ワールド・ソーラー・チャレンジ2011「SOLAR IN THE RAIN」
快調に距離を積み上げてきたレキオンが天候に弄ばれている。
終盤に来て、この2日間は太陽のないソーラーカーレースとなった。
スタート直後から雨が降り始め、チェースカーのフロントガラスにも音を立てて無情の雨が降る。
レキオンには最新鋭のリチウムイオンバッテリーが搭載されている。
昨日、今日とレキオンは充分なエネルギー補充がないまま、モーター駆動の放電を続けてきた。
このバッテリーは最終段階の電圧降下が急激で、しかも深放電は安全上好ましくない。
走らせたい気持ち、移り変わる天気、止める勇気、その判断と見極めが非常に難しい。
上空の動かない雨雲と目指す南の空模様。それらを目まぐるしく眺めながら、あと10分、せめてあと1キロと我慢の走行が続く。
チェースカーの前方50mをレキオンが行く。
ゆるく続く勾配を、少し疲れたひな鳥のように寂しげに登ってゆく。
# # # # # # #
[作業指示]:
ソーラーカーレースの文章について、次の問いに答えてください。
1. レキオンにはどのようなバッテリーが搭載されているか。
2. 雨はいつから降り始めたか。
3. レキオンはチェースカーの前方何メートルを走っているか。
# # # # # # #
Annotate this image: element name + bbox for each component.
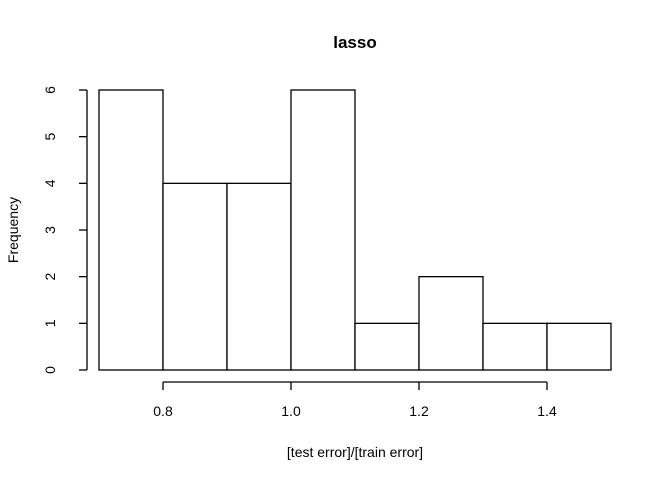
y-axis-label: Frequency: [5, 197, 21, 263]
y-tick-label: 2: [42, 273, 58, 281]
histogram-bars: [98, 89, 612, 371]
x-tick-label: 1.4: [537, 403, 557, 419]
y-tick-label: 4: [42, 179, 58, 187]
x-tick-label: 0.8: [153, 403, 173, 419]
histogram-bar-7: [482, 322, 548, 371]
y-tick-label: 1: [42, 319, 58, 327]
y-tick-label: 0: [42, 366, 58, 374]
histogram-bar-5: [354, 322, 420, 371]
histogram-bar-8: [546, 322, 612, 371]
histogram-bar-6: [418, 276, 484, 371]
y-tick-label: 6: [42, 86, 58, 94]
y-axis: 0 1 2 3 4 5 6: [42, 86, 88, 374]
histogram-bar-1: [98, 89, 164, 371]
x-axis-label: [test error]/[train error]: [287, 444, 423, 460]
y-tick-label: 3: [42, 226, 58, 234]
histogram-bar-3: [226, 182, 292, 371]
y-tick-label: 5: [42, 133, 58, 141]
x-tick-label: 1.0: [281, 403, 301, 419]
x-tick-label: 1.2: [409, 403, 429, 419]
histogram-bar-4: [290, 89, 356, 371]
x-axis: 0.8 1.0 1.2 1.4: [153, 381, 557, 419]
chart-title: lasso: [333, 33, 376, 52]
histogram-bar-2: [162, 182, 228, 371]
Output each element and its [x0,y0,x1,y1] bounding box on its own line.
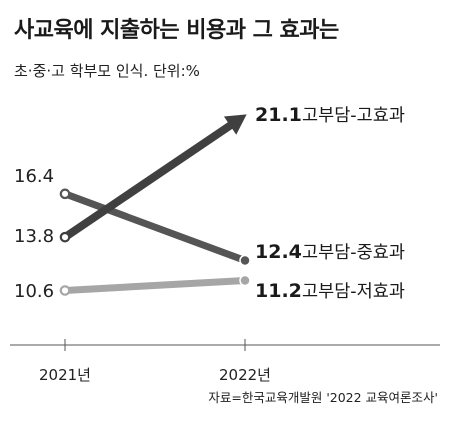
series-name-label: 고부담-저효과 [302,282,405,302]
x-tick-label: 2022년 [219,366,271,384]
start-point-marker [59,188,71,200]
series-name-label: 고부담-중효과 [302,243,405,263]
source-note: 자료=한국교육개발원 '2022 교육여론조사' [208,390,438,405]
series-name-label: 고부담-고효과 [302,106,405,126]
end-value-label: 21.1 [255,104,302,126]
end-point-marker [239,274,251,287]
start-value-label: 13.8 [14,226,54,247]
start-value-label: 10.6 [14,281,54,302]
chart-title: 사교육에 지출하는 비용과 그 효과는 [14,18,339,43]
end-value-label: 12.4 [255,241,302,263]
end-value-label: 11.2 [255,280,302,302]
x-tick-label: 2021년 [39,366,91,384]
start-point-marker [59,285,71,296]
series-line-mid-effect [63,190,247,264]
start-value-label: 16.4 [14,166,54,187]
end-point-marker [239,254,251,267]
chart-subtitle: 초·중·고 학부모 인식. 단위:% [14,62,200,80]
arrowhead [223,114,247,135]
start-point-marker [59,231,71,243]
series-line-low-effect [64,277,246,294]
series-line-high-effect [62,121,234,241]
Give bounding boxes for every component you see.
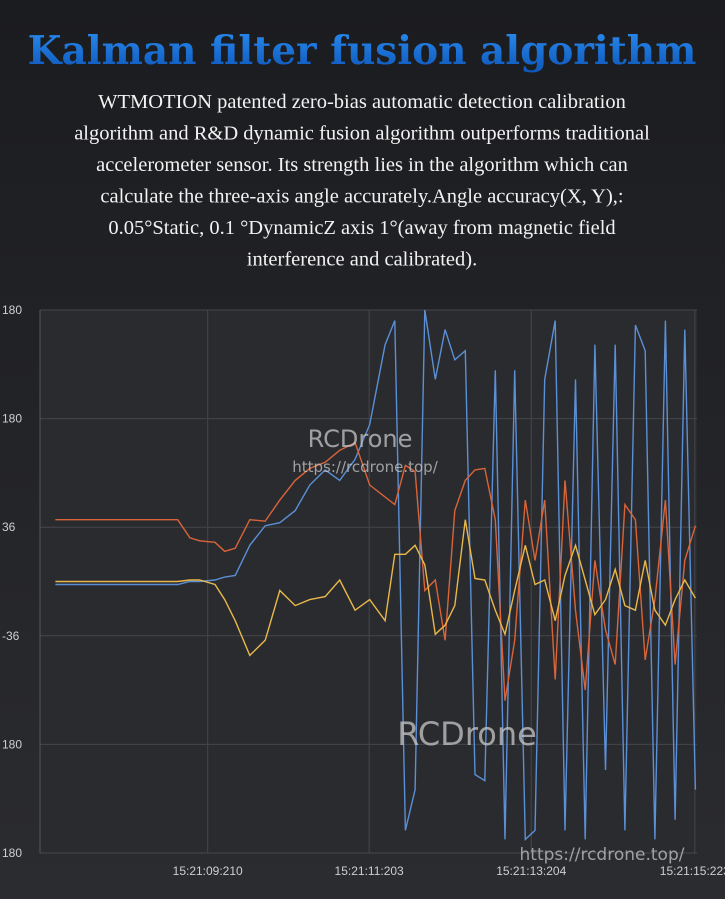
description: WTMOTION patented zero-bias automatic de… (74, 91, 650, 271)
watermark: https://rcdrone.top/ (292, 458, 438, 476)
page-title: Kalman filter fusion algorithm (28, 28, 697, 74)
description-line: 0.05°Static, 0.1 °DynamicZ axis 1°(away … (108, 217, 615, 239)
series-line (55, 519, 697, 657)
y-tick-label: -36 (2, 629, 20, 643)
y-tick-label: 180 (2, 846, 22, 860)
series-line (55, 309, 697, 841)
series-line (55, 441, 697, 701)
y-tick-label: 180 (2, 412, 22, 426)
watermark: https://rcdrone.top/ (520, 845, 685, 865)
y-tick-label: 36 (2, 520, 16, 534)
y-tick-label: 180 (2, 303, 22, 317)
watermark: RCDrone (397, 715, 537, 753)
description-line: WTMOTION patented zero-bias automatic de… (98, 91, 626, 113)
x-tick-label: 15:21:09:210 (173, 864, 243, 878)
grid: 180 180 36 -36 180 180 15:21:09:210 15:21:11:20… (2, 303, 725, 878)
description-line: accelerometer sensor. Its strength lies … (96, 154, 628, 176)
watermarks: RCDrone https://rcdrone.top/RCDrone https:… (292, 425, 684, 865)
description-line: calculate the three-axis angle accuratel… (100, 186, 623, 208)
x-tick-label: 15:21:15:223 (660, 864, 725, 878)
description-line: interference and calibrated). (247, 249, 477, 271)
series-group (55, 309, 697, 841)
description-line: algorithm and R&D dynamic fusion algorit… (74, 123, 650, 145)
x-tick-label: 15:21:11:203 (335, 864, 405, 878)
x-tick-label: 15:21:13:204 (496, 864, 566, 878)
watermark: RCDrone (308, 425, 413, 453)
y-tick-label: 180 (2, 737, 22, 751)
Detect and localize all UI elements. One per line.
# # # # # # #
[出力結果]:
1. 最新鋭のリチウムイオンバッテリー
2. スタート直後から
3. 50m